(WHAT TO PRODUCE): State the number of lines that include the string "obsessed", and write nothing else.

(Records):

━━━━━━

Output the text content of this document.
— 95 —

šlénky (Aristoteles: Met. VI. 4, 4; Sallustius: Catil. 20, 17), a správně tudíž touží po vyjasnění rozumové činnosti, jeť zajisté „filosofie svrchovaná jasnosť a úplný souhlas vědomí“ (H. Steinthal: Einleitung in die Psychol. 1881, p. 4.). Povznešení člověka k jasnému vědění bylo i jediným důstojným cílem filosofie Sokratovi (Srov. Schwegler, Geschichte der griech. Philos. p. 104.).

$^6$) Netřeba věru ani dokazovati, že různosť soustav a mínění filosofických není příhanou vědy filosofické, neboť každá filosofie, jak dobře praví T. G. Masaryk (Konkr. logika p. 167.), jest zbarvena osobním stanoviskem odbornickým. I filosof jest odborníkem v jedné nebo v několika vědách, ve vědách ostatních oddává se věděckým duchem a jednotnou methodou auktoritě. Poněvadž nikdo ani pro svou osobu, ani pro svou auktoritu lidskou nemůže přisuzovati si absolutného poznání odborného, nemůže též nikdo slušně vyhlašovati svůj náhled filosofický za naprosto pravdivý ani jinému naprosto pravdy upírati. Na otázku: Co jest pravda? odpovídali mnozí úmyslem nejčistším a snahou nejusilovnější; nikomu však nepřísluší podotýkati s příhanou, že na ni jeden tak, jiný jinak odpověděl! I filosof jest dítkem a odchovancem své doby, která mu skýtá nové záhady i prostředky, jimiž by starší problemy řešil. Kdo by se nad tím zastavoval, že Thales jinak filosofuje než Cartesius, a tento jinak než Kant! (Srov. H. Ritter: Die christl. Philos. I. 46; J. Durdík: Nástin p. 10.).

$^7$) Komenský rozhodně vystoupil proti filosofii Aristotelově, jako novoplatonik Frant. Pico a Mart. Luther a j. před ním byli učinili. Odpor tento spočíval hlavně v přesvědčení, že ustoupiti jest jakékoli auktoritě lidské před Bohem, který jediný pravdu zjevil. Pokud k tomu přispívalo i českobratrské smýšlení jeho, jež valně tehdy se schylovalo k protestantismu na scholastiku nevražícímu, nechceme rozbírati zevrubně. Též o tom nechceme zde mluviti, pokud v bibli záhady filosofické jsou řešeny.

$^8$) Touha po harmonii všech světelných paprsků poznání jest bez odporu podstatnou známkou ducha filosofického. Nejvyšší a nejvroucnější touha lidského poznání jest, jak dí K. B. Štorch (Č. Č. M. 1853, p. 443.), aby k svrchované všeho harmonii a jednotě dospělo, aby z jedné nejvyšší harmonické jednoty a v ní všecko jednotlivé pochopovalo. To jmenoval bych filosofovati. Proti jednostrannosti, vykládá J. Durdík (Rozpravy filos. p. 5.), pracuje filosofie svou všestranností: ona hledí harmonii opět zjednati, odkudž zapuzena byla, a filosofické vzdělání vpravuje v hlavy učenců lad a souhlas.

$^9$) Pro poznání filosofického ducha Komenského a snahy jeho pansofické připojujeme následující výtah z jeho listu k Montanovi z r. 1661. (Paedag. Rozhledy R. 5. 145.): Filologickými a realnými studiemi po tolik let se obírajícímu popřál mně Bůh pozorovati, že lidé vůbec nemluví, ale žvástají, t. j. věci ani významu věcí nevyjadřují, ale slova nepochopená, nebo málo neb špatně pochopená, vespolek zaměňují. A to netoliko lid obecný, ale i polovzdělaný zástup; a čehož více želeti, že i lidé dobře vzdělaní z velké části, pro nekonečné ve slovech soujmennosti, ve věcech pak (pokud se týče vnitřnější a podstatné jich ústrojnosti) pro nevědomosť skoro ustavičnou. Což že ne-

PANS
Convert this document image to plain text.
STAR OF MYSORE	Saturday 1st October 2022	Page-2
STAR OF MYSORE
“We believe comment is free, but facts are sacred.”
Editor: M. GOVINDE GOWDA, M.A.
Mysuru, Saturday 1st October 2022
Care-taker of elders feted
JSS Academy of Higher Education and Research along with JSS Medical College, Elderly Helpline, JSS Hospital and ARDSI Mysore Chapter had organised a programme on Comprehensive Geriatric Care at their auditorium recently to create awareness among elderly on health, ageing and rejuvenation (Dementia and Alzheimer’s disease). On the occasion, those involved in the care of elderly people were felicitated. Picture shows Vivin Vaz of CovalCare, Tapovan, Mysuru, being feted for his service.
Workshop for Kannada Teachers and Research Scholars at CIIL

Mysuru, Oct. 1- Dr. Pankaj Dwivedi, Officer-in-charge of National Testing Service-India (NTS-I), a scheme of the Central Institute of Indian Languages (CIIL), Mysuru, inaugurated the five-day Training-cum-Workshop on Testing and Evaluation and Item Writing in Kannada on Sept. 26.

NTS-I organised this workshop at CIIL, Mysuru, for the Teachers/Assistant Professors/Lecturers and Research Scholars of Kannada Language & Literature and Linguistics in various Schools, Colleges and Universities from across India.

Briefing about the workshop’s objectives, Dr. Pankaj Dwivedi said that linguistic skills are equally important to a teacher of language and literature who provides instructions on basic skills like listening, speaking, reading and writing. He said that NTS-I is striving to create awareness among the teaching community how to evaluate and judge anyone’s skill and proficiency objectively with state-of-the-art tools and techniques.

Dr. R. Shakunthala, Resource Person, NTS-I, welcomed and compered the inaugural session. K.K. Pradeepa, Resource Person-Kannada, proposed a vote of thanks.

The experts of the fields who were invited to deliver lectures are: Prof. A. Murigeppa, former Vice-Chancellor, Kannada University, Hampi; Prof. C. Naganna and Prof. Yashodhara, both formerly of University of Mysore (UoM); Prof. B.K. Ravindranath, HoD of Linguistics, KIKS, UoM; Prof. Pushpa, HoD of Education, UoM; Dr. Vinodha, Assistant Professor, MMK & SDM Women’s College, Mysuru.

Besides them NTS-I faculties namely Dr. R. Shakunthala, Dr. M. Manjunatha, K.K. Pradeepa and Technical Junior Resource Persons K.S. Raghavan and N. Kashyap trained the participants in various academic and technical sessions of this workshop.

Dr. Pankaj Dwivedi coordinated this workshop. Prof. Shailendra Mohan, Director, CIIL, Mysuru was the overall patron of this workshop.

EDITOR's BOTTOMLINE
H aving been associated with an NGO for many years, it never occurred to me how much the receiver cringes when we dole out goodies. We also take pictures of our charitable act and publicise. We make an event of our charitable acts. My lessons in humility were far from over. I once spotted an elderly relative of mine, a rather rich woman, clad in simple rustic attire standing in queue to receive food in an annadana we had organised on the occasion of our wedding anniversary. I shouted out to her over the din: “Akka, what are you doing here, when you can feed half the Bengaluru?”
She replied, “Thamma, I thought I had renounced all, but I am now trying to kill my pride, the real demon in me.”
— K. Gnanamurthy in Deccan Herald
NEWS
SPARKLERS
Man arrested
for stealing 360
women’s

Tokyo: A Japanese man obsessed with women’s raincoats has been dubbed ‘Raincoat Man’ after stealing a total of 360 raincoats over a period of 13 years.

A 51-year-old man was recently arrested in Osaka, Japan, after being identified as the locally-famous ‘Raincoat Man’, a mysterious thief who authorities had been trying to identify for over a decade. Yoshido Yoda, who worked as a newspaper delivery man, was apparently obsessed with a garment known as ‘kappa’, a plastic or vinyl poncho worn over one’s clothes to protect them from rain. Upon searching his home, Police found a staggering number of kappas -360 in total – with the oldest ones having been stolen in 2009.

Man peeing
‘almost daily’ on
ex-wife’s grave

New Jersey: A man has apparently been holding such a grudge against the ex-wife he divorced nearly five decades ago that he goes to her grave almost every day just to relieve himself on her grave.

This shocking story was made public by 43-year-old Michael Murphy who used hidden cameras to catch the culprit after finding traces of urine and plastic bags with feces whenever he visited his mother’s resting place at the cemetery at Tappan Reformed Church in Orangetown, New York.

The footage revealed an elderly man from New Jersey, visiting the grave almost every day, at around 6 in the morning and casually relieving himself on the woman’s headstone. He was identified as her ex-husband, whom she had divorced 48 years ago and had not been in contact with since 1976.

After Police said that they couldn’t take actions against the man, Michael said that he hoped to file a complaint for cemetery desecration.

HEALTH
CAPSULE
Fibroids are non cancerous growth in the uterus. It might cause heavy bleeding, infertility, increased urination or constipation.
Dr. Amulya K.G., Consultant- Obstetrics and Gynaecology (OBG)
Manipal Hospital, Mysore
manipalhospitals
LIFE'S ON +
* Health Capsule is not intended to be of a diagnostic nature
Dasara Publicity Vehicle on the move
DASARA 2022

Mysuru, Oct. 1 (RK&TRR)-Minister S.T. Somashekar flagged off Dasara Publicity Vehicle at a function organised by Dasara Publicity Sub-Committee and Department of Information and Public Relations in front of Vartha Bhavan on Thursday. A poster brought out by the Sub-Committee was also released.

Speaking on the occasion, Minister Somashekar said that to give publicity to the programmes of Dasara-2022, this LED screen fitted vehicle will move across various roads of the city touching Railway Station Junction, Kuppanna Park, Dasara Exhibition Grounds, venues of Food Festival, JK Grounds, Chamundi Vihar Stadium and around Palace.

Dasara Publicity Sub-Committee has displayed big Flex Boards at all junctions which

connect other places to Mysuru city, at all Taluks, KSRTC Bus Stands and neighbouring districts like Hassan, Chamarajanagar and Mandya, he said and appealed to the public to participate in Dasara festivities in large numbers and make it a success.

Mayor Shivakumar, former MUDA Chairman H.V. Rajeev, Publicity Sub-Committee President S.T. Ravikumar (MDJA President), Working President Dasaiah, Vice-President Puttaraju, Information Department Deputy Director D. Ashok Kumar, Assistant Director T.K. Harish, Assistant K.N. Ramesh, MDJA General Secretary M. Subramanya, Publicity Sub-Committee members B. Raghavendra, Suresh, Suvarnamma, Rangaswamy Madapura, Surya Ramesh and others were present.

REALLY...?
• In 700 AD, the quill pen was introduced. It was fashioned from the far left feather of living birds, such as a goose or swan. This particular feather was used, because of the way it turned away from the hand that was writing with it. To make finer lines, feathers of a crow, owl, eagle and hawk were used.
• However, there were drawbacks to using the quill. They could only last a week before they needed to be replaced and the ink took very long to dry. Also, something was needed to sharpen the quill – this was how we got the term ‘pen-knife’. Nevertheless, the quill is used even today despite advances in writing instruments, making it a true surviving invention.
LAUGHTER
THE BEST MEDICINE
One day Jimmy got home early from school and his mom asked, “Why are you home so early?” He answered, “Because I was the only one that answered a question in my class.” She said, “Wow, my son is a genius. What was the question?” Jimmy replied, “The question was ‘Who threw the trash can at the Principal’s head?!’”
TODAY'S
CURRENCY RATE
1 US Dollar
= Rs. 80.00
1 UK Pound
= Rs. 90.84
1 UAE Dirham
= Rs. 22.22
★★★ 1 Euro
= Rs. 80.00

━━━━━━

(COMPLETE OUTPUT): 2